GIVEN RECORDS:
• • • • •

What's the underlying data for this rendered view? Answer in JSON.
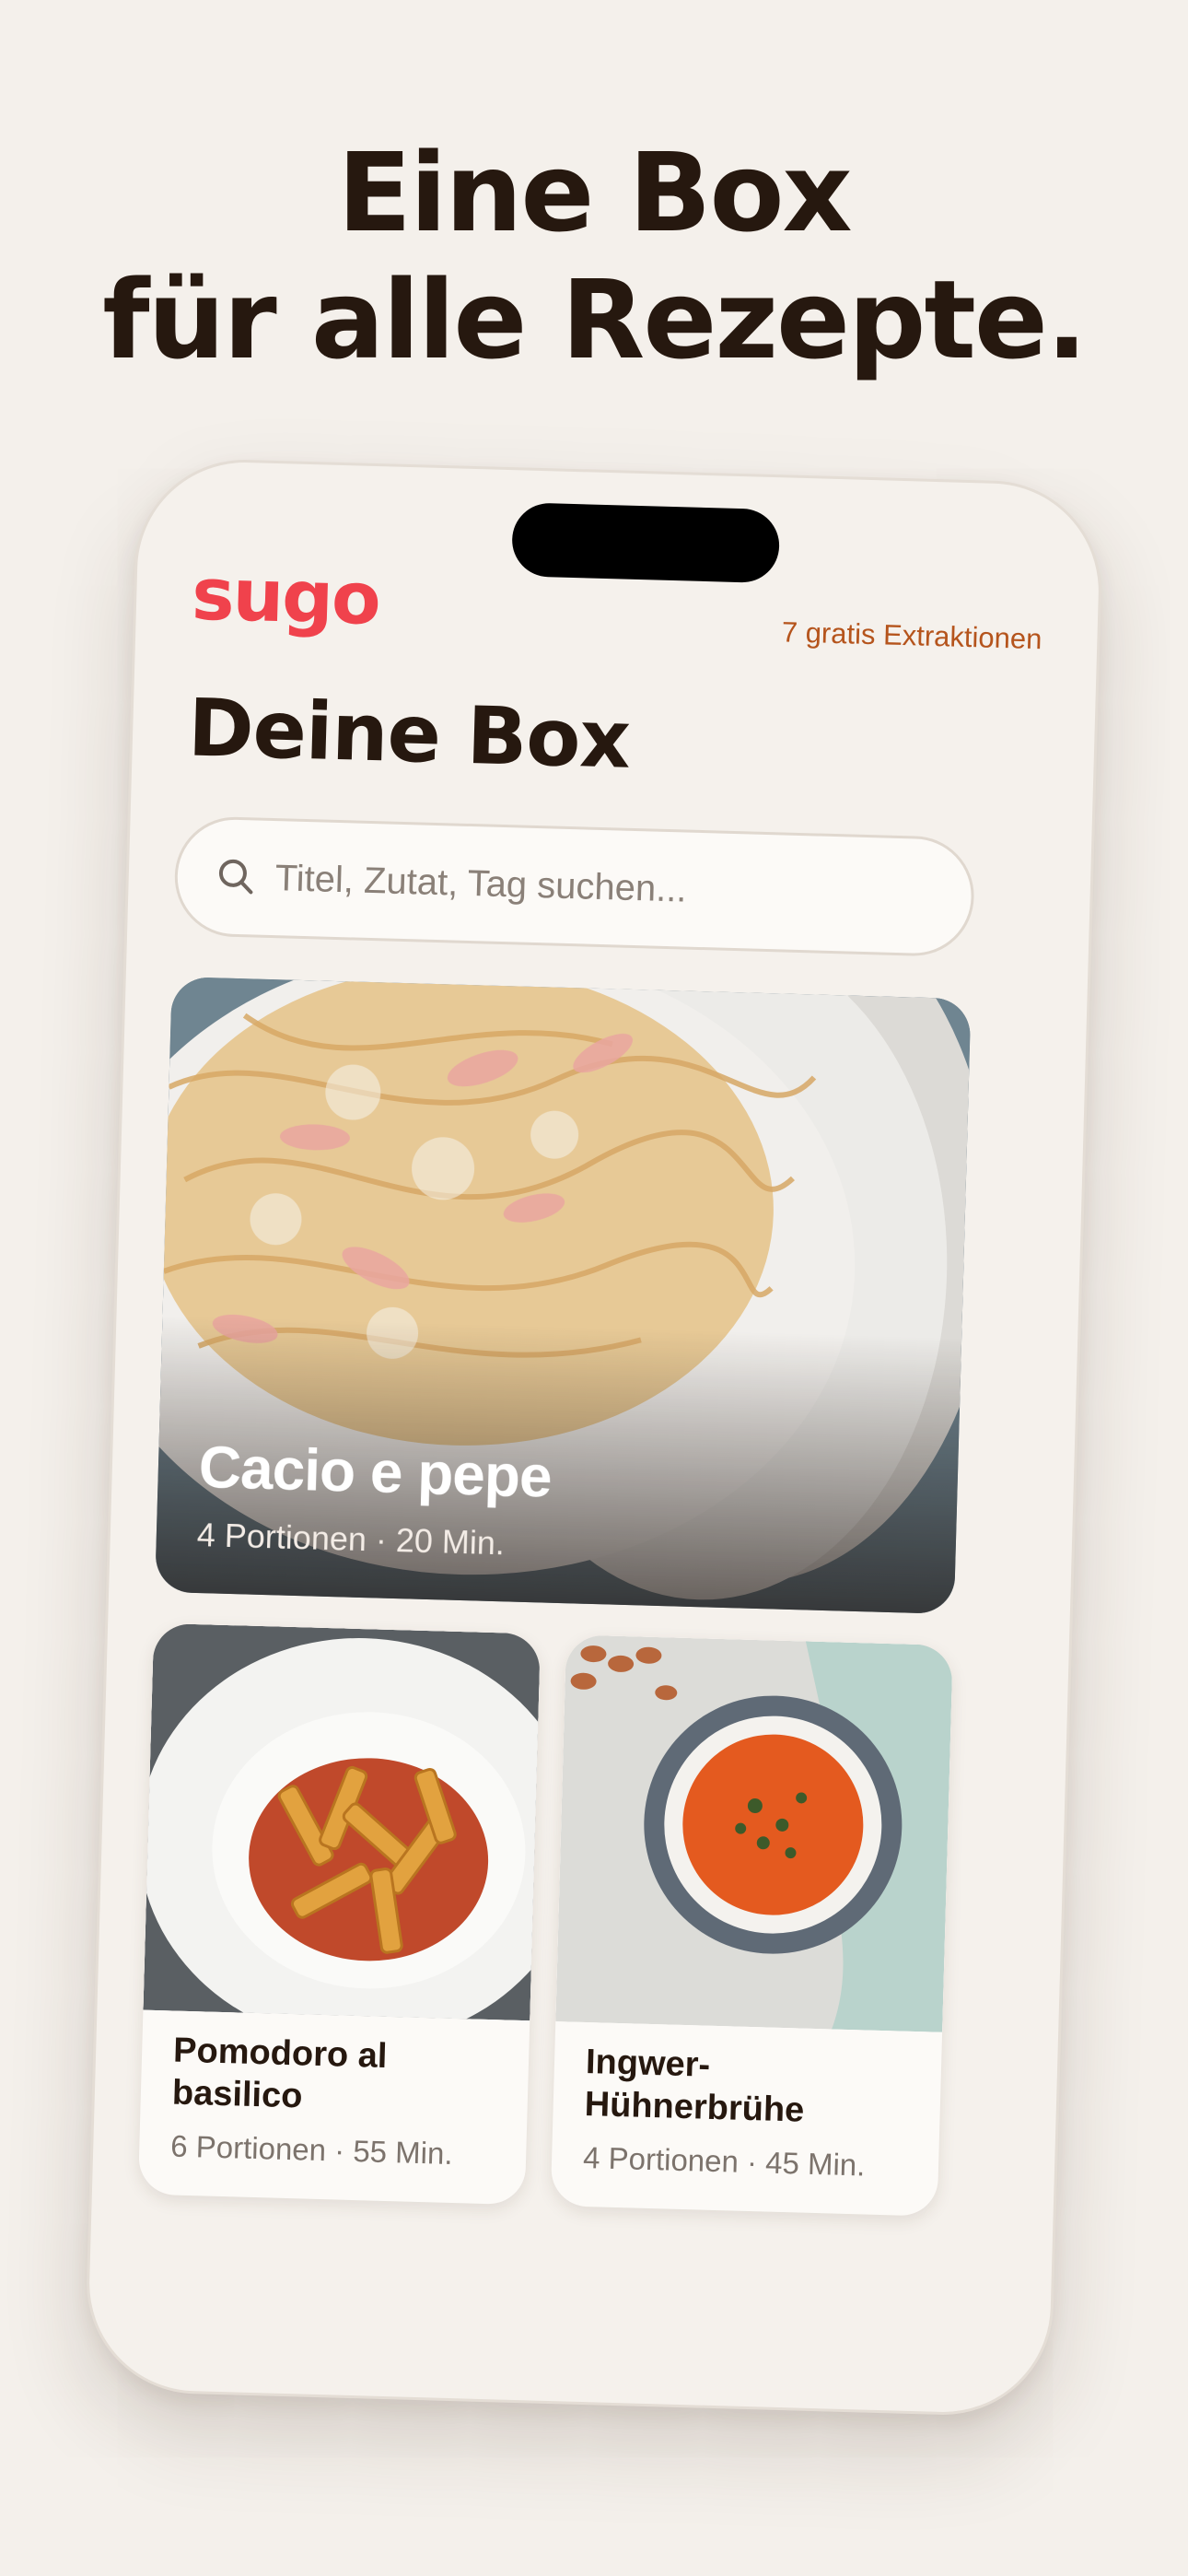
{
  "headline": {
    "line1": "Eine Box",
    "line2": "für alle Rezepte."
  },
  "app": {
    "logo": "sugo",
    "credits": "7 gratis Extraktionen",
    "title": "Deine Box"
  },
  "search": {
    "placeholder": "Titel, Zutat, Tag suchen...",
    "icon": "search-icon"
  },
  "recipes": [
    {
      "name": "Cacio e pepe",
      "meta": "4 Portionen · 20 Min."
    },
    {
      "name": "Pomodoro al basilico",
      "meta": "6 Portionen · 55 Min."
    },
    {
      "name": "Ingwer-Hühnerbrühe",
      "meta": "4 Portionen · 45 Min."
    }
  ],
  "colors": {
    "background": "#f4f0eb",
    "brand": "#f0424c",
    "accent": "#b5541c",
    "text": "#26180f"
  }
}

• • • • •

TASK INSTRUCTIONS:
Copy all the entries word for word. Omit any pictures.

RESULT OF THIS TASK:
What's the underlying data for this rendered view? Answer in JSON.
{
  "headline": {
    "line1": "Eine Box",
    "line2": "für alle Rezepte."
  },
  "app": {
    "logo": "sugo",
    "credits": "7 gratis Extraktionen",
    "title": "Deine Box"
  },
  "search": {
    "placeholder": "Titel, Zutat, Tag suchen...",
    "icon": "search-icon"
  },
  "recipes": [
    {
      "name": "Cacio e pepe",
      "meta": "4 Portionen · 20 Min."
    },
    {
      "name": "Pomodoro al basilico",
      "meta": "6 Portionen · 55 Min."
    },
    {
      "name": "Ingwer-Hühnerbrühe",
      "meta": "4 Portionen · 45 Min."
    }
  ],
  "colors": {
    "background": "#f4f0eb",
    "brand": "#f0424c",
    "accent": "#b5541c",
    "text": "#26180f"
  }
}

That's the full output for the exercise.